_JOB:_
Reproduce every line in the listing that contains the word "ΕΚΠΑΙΔΕΥΣΗΣ".

_TASK INPUT:_
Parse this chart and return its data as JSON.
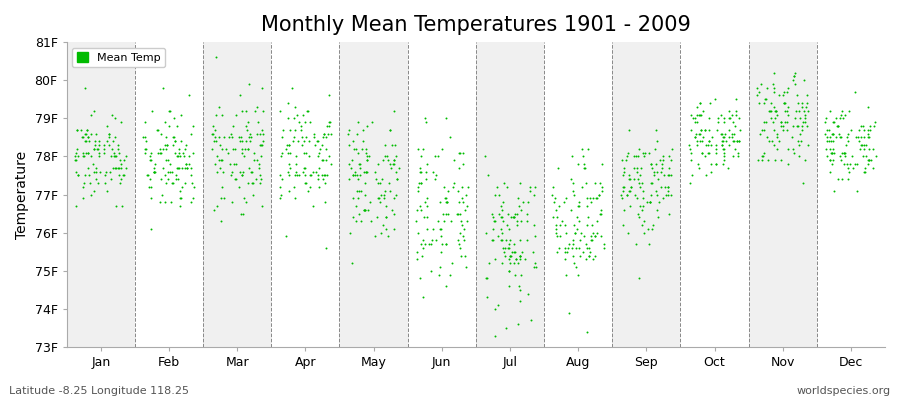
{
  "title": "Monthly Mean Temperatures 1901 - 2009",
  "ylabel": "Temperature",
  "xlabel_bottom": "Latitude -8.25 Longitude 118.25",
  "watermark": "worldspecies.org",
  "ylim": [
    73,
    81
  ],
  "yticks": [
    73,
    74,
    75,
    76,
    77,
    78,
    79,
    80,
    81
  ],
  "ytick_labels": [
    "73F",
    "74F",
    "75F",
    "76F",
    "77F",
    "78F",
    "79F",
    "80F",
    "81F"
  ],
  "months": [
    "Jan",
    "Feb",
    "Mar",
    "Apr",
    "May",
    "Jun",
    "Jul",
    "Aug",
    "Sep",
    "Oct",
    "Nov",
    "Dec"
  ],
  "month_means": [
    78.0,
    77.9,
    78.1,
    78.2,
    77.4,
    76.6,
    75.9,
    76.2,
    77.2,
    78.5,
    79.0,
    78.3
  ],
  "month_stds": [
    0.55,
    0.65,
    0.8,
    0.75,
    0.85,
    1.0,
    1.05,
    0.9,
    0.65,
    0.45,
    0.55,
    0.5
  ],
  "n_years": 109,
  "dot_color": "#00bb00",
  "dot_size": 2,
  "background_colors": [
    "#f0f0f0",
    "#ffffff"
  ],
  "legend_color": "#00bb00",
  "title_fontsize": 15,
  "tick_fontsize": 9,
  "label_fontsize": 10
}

==

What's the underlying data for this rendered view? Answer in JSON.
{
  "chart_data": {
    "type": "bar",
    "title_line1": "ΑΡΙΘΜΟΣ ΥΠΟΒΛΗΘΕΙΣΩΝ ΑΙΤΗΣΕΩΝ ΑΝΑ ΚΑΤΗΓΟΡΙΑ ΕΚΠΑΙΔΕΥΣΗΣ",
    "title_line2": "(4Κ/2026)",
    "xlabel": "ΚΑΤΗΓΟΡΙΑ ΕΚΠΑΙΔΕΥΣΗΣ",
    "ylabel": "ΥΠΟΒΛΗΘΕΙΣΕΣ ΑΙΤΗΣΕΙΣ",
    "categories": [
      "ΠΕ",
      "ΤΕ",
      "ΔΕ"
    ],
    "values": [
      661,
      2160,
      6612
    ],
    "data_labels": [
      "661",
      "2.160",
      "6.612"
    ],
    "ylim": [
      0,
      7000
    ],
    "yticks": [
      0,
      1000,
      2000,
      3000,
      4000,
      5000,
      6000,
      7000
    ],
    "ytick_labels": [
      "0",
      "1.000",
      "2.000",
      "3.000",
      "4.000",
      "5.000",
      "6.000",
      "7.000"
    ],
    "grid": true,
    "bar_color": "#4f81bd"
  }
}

_ANSWER TO THE PROBLEM:_
    "title_line1": "ΑΡΙΘΜΟΣ ΥΠΟΒΛΗΘΕΙΣΩΝ ΑΙΤΗΣΕΩΝ ΑΝΑ ΚΑΤΗΓΟΡΙΑ ΕΚΠΑΙΔΕΥΣΗΣ",
    "xlabel": "ΚΑΤΗΓΟΡΙΑ ΕΚΠΑΙΔΕΥΣΗΣ",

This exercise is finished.